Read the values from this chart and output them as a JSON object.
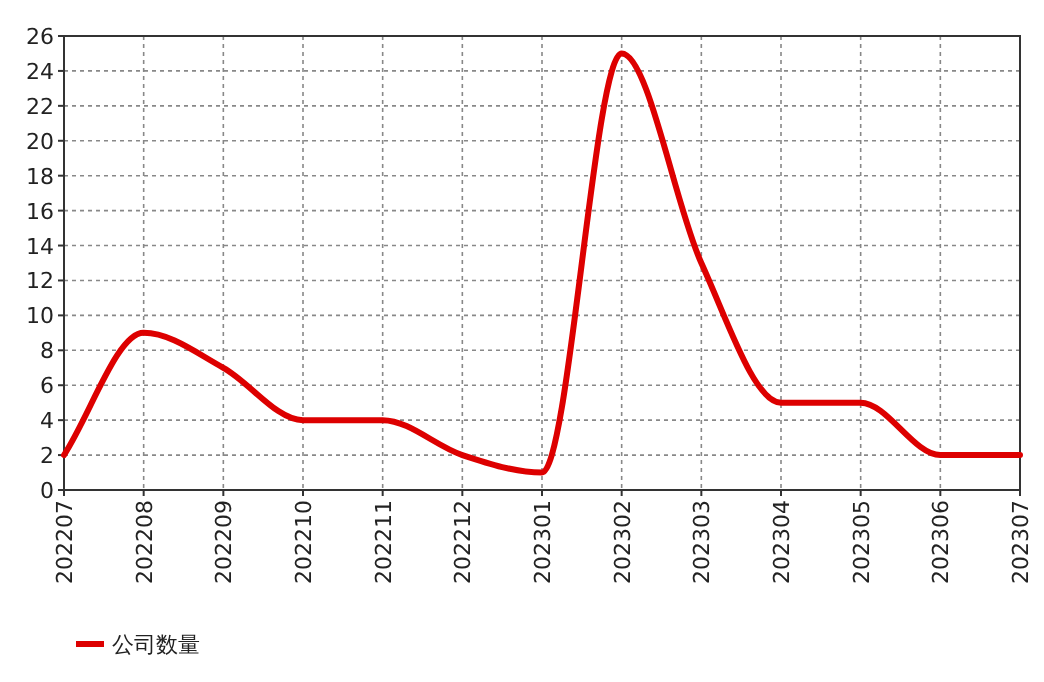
{
  "chart_data": {
    "type": "line",
    "categories": [
      "202207",
      "202208",
      "202209",
      "202210",
      "202211",
      "202212",
      "202301",
      "202302",
      "202303",
      "202304",
      "202305",
      "202306",
      "202307"
    ],
    "series": [
      {
        "name": "公司数量",
        "color": "#dd0000",
        "values": [
          2,
          9,
          7,
          4,
          4,
          2,
          1,
          25,
          13,
          5,
          5,
          2,
          2
        ]
      }
    ],
    "ylim": [
      0,
      26
    ],
    "yticks": [
      0,
      2,
      4,
      6,
      8,
      10,
      12,
      14,
      16,
      18,
      20,
      22,
      24,
      26
    ],
    "grid": true,
    "legend": "bottom left",
    "marker": "none",
    "line_style": "solid"
  }
}
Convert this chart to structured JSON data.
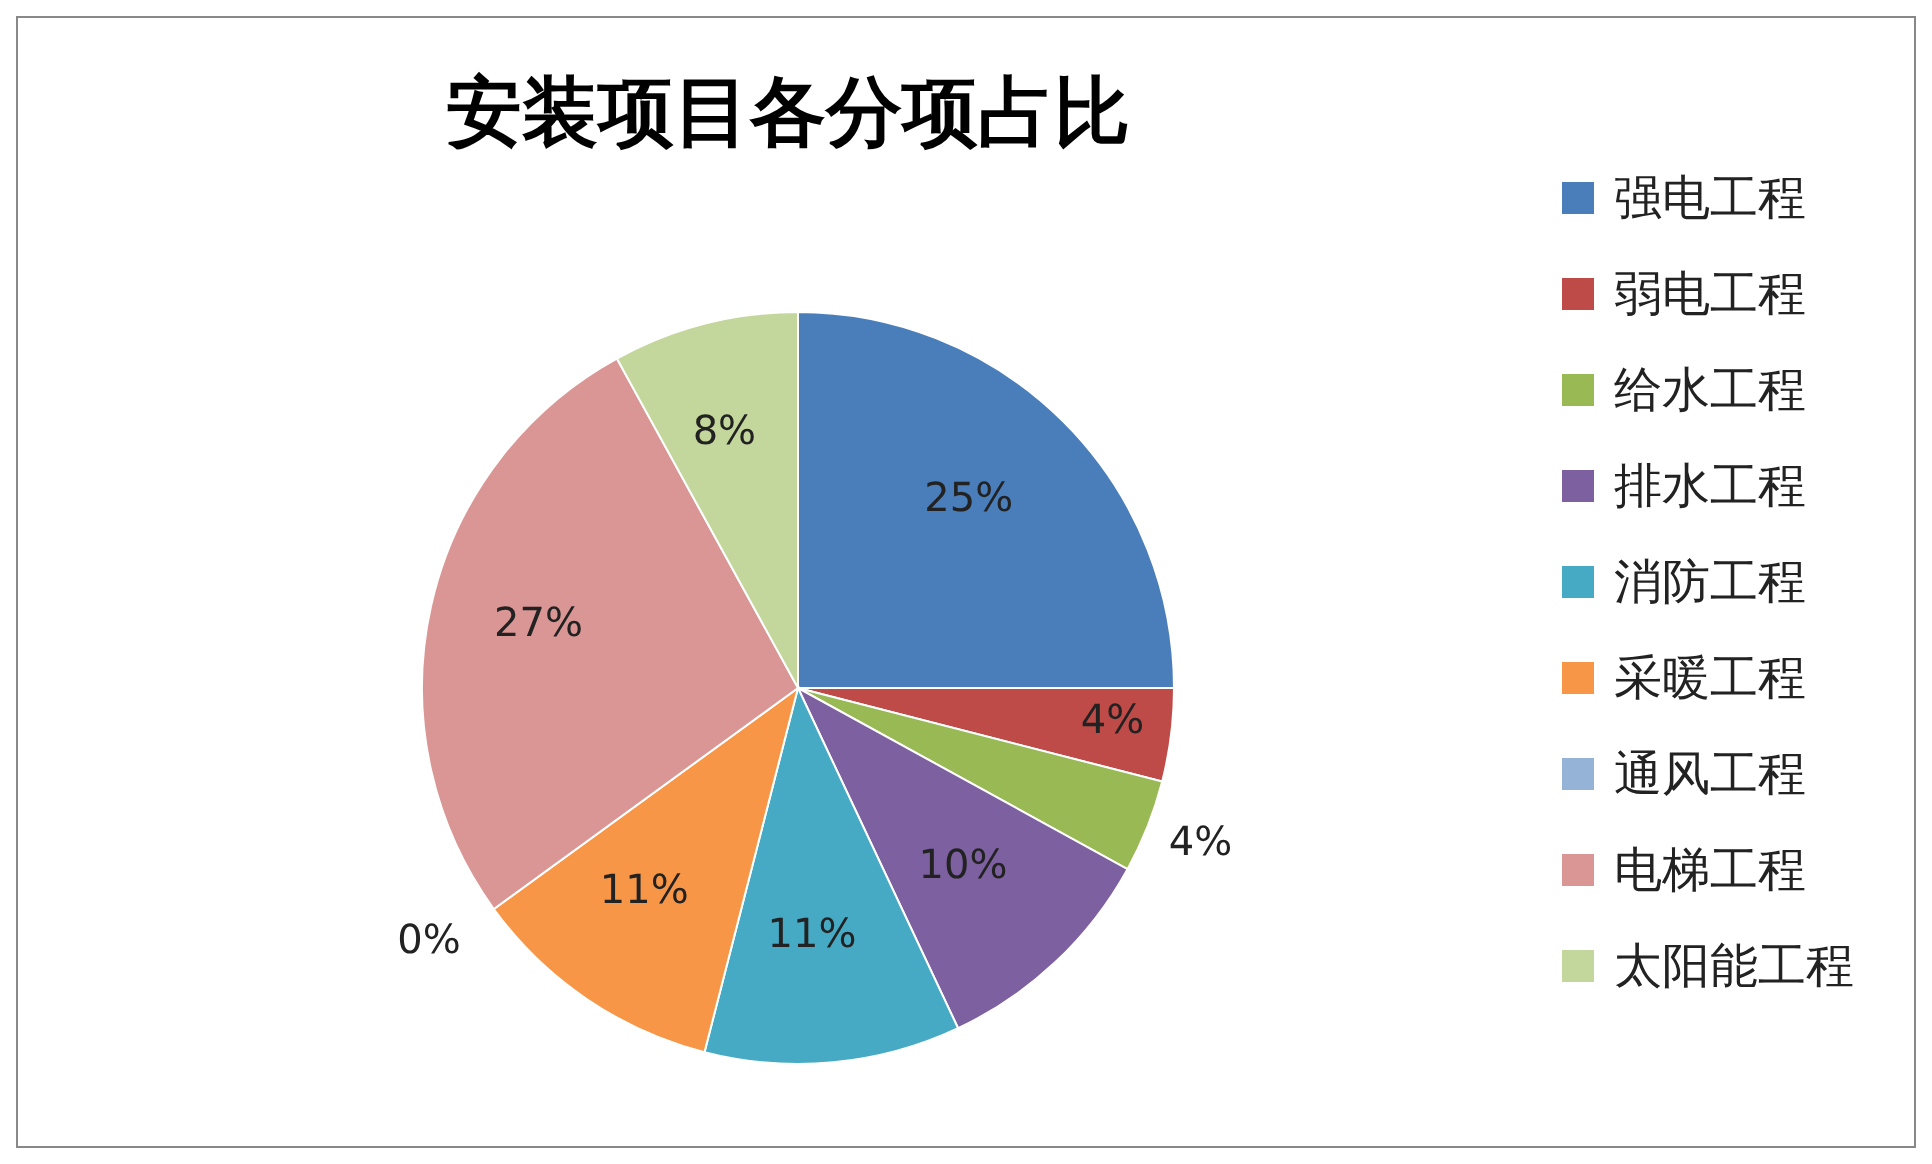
{
  "chart_data": {
    "type": "pie",
    "title": "安装项目各分项占比",
    "categories": [
      "强电工程",
      "弱电工程",
      "给水工程",
      "排水工程",
      "消防工程",
      "采暖工程",
      "通风工程",
      "电梯工程",
      "太阳能工程"
    ],
    "values": [
      25,
      4,
      4,
      10,
      11,
      11,
      0,
      27,
      8
    ],
    "colors": [
      "#4a7ebb",
      "#be4b48",
      "#98b954",
      "#7d60a0",
      "#46aac5",
      "#f79646",
      "#95b3d7",
      "#d99694",
      "#c3d69b"
    ],
    "value_labels": [
      "25%",
      "4%",
      "4%",
      "10%",
      "11%",
      "11%",
      "0%",
      "27%",
      "8%"
    ],
    "legend": "right"
  }
}
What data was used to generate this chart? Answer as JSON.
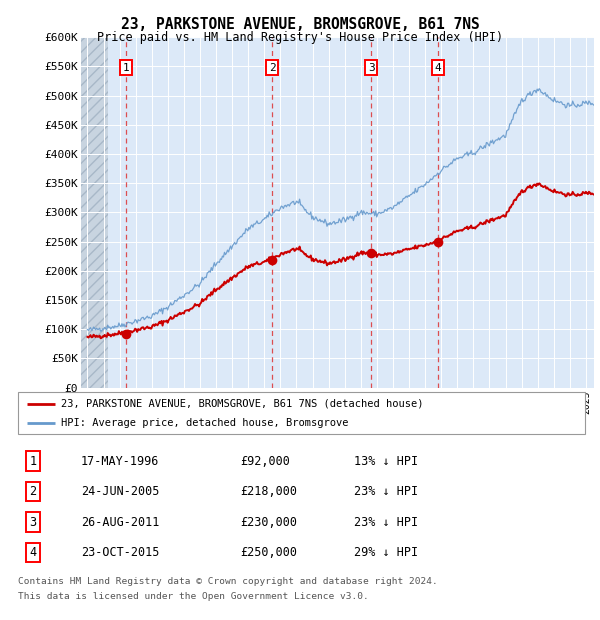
{
  "title": "23, PARKSTONE AVENUE, BROMSGROVE, B61 7NS",
  "subtitle": "Price paid vs. HM Land Registry's House Price Index (HPI)",
  "ylabel_ticks": [
    "£0",
    "£50K",
    "£100K",
    "£150K",
    "£200K",
    "£250K",
    "£300K",
    "£350K",
    "£400K",
    "£450K",
    "£500K",
    "£550K",
    "£600K"
  ],
  "ytick_values": [
    0,
    50000,
    100000,
    150000,
    200000,
    250000,
    300000,
    350000,
    400000,
    450000,
    500000,
    550000,
    600000
  ],
  "xlim_start": 1993.6,
  "xlim_end": 2025.5,
  "ylim_min": 0,
  "ylim_max": 600000,
  "bg_color": "#dce9f8",
  "grid_color": "#ffffff",
  "purchases": [
    {
      "year": 1996.38,
      "price": 92000,
      "label": "1"
    },
    {
      "year": 2005.48,
      "price": 218000,
      "label": "2"
    },
    {
      "year": 2011.65,
      "price": 230000,
      "label": "3"
    },
    {
      "year": 2015.81,
      "price": 250000,
      "label": "4"
    }
  ],
  "legend_line1": "23, PARKSTONE AVENUE, BROMSGROVE, B61 7NS (detached house)",
  "legend_line2": "HPI: Average price, detached house, Bromsgrove",
  "table": [
    {
      "num": "1",
      "date": "17-MAY-1996",
      "price": "£92,000",
      "hpi": "13% ↓ HPI"
    },
    {
      "num": "2",
      "date": "24-JUN-2005",
      "price": "£218,000",
      "hpi": "23% ↓ HPI"
    },
    {
      "num": "3",
      "date": "26-AUG-2011",
      "price": "£230,000",
      "hpi": "23% ↓ HPI"
    },
    {
      "num": "4",
      "date": "23-OCT-2015",
      "price": "£250,000",
      "hpi": "29% ↓ HPI"
    }
  ],
  "footnote1": "Contains HM Land Registry data © Crown copyright and database right 2024.",
  "footnote2": "This data is licensed under the Open Government Licence v3.0.",
  "red_line_color": "#cc0000",
  "blue_line_color": "#6699cc",
  "purchase_dot_color": "#cc0000",
  "vline_color": "#dd3333"
}
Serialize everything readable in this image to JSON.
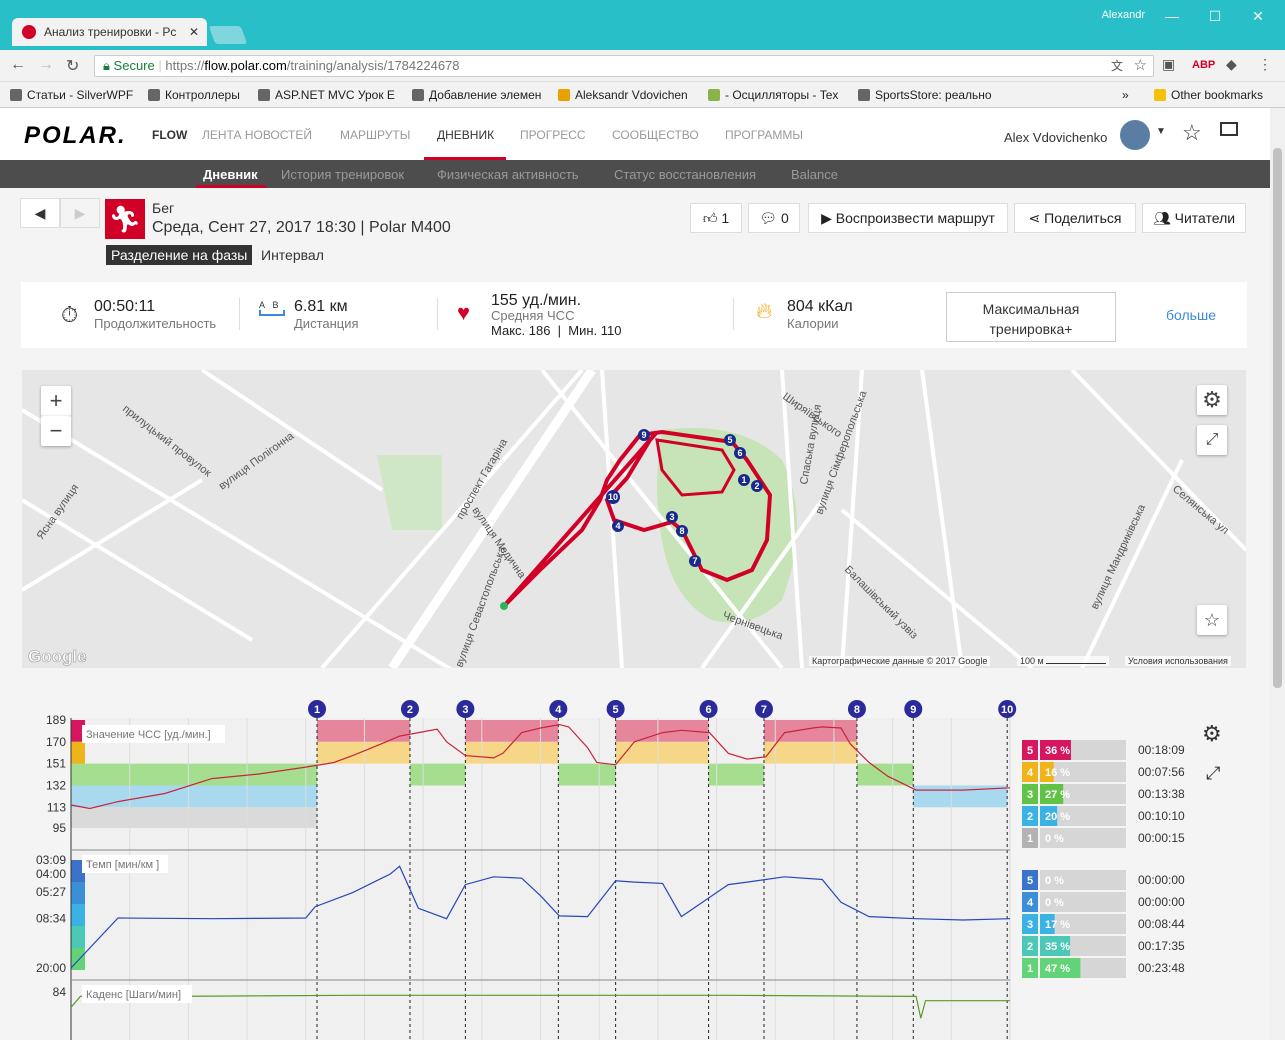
•••••
§ **Given instruction**
Nothing in the entries should change as you copy them, except that the pictures are left out.

§ **Answer**
Read the values from this chart and output them as a JSON object.
{
  "chart_data": {
    "type": "line",
    "categories": [
      "202207",
      "202208",
      "202209",
      "202210",
      "202211",
      "202212",
      "202301",
      "202302",
      "202303",
      "202304",
      "202305",
      "202306",
      "202307"
    ],
    "series": [
      {
        "name": "公司数量",
        "color": "#dd0000",
        "values": [
          2,
          9,
          7,
          4,
          4,
          2,
          1,
          25,
          13,
          5,
          5,
          2,
          2
        ]
      }
    ],
    "ylim": [
      0,
      26
    ],
    "yticks": [
      0,
      2,
      4,
      6,
      8,
      10,
      12,
      14,
      16,
      18,
      20,
      22,
      24,
      26
    ],
    "grid": true,
    "legend": "bottom left",
    "marker": "none",
    "line_style": "solid"
  }
}
Convert this chart to structured JSON data.
{
  "chart_data": {
    "type": "pie",
    "title": "安装项目各分项占比",
    "categories": [
      "强电工程",
      "弱电工程",
      "给水工程",
      "排水工程",
      "消防工程",
      "采暖工程",
      "通风工程",
      "电梯工程",
      "太阳能工程"
    ],
    "values": [
      25,
      4,
      4,
      10,
      11,
      11,
      0,
      27,
      8
    ],
    "colors": [
      "#4a7ebb",
      "#be4b48",
      "#98b954",
      "#7d60a0",
      "#46aac5",
      "#f79646",
      "#95b3d7",
      "#d99694",
      "#c3d69b"
    ],
    "value_labels": [
      "25%",
      "4%",
      "4%",
      "10%",
      "11%",
      "11%",
      "0%",
      "27%",
      "8%"
    ],
    "legend": "right"
  }
}
What data was used to generate this chart? Answer as JSON.
{
  "title": "23, PARKSTONE AVENUE, BROMSGROVE, B61 7NS",
  "subtitle": "Price paid vs. HM Land Registry's House Price Index (HPI)",
  "ylabel_ticks": [
    "£0",
    "£50K",
    "£100K",
    "£150K",
    "£200K",
    "£250K",
    "£300K",
    "£350K",
    "£400K",
    "£450K",
    "£500K",
    "£550K",
    "£600K"
  ],
  "ytick_values": [
    0,
    50000,
    100000,
    150000,
    200000,
    250000,
    300000,
    350000,
    400000,
    450000,
    500000,
    550000,
    600000
  ],
  "xlim_start": 1993.6,
  "xlim_end": 2025.5,
  "ylim_min": 0,
  "ylim_max": 600000,
  "bg_color": "#dce9f8",
  "grid_color": "#ffffff",
  "purchases": [
    {
      "year": 1996.38,
      "price": 92000,
      "label": "1"
    },
    {
      "year": 2005.48,
      "price": 218000,
      "label": "2"
    },
    {
      "year": 2011.65,
      "price": 230000,
      "label": "3"
    },
    {
      "year": 2015.81,
      "price": 250000,
      "label": "4"
    }
  ],
  "legend_line1": "23, PARKSTONE AVENUE, BROMSGROVE, B61 7NS (detached house)",
  "legend_line2": "HPI: Average price, detached house, Bromsgrove",
  "table": [
    {
      "num": "1",
      "date": "17-MAY-1996",
      "price": "£92,000",
      "hpi": "13% ↓ HPI"
    },
    {
      "num": "2",
      "date": "24-JUN-2005",
      "price": "£218,000",
      "hpi": "23% ↓ HPI"
    },
    {
      "num": "3",
      "date": "26-AUG-2011",
      "price": "£230,000",
      "hpi": "23% ↓ HPI"
    },
    {
      "num": "4",
      "date": "23-OCT-2015",
      "price": "£250,000",
      "hpi": "29% ↓ HPI"
    }
  ],
  "footnote1": "Contains HM Land Registry data © Crown copyright and database right 2024.",
  "footnote2": "This data is licensed under the Open Government Licence v3.0.",
  "red_line_color": "#cc0000",
  "blue_line_color": "#6699cc",
  "purchase_dot_color": "#cc0000",
  "vline_color": "#dd3333"
}
Serialize everything readable in this image to JSON.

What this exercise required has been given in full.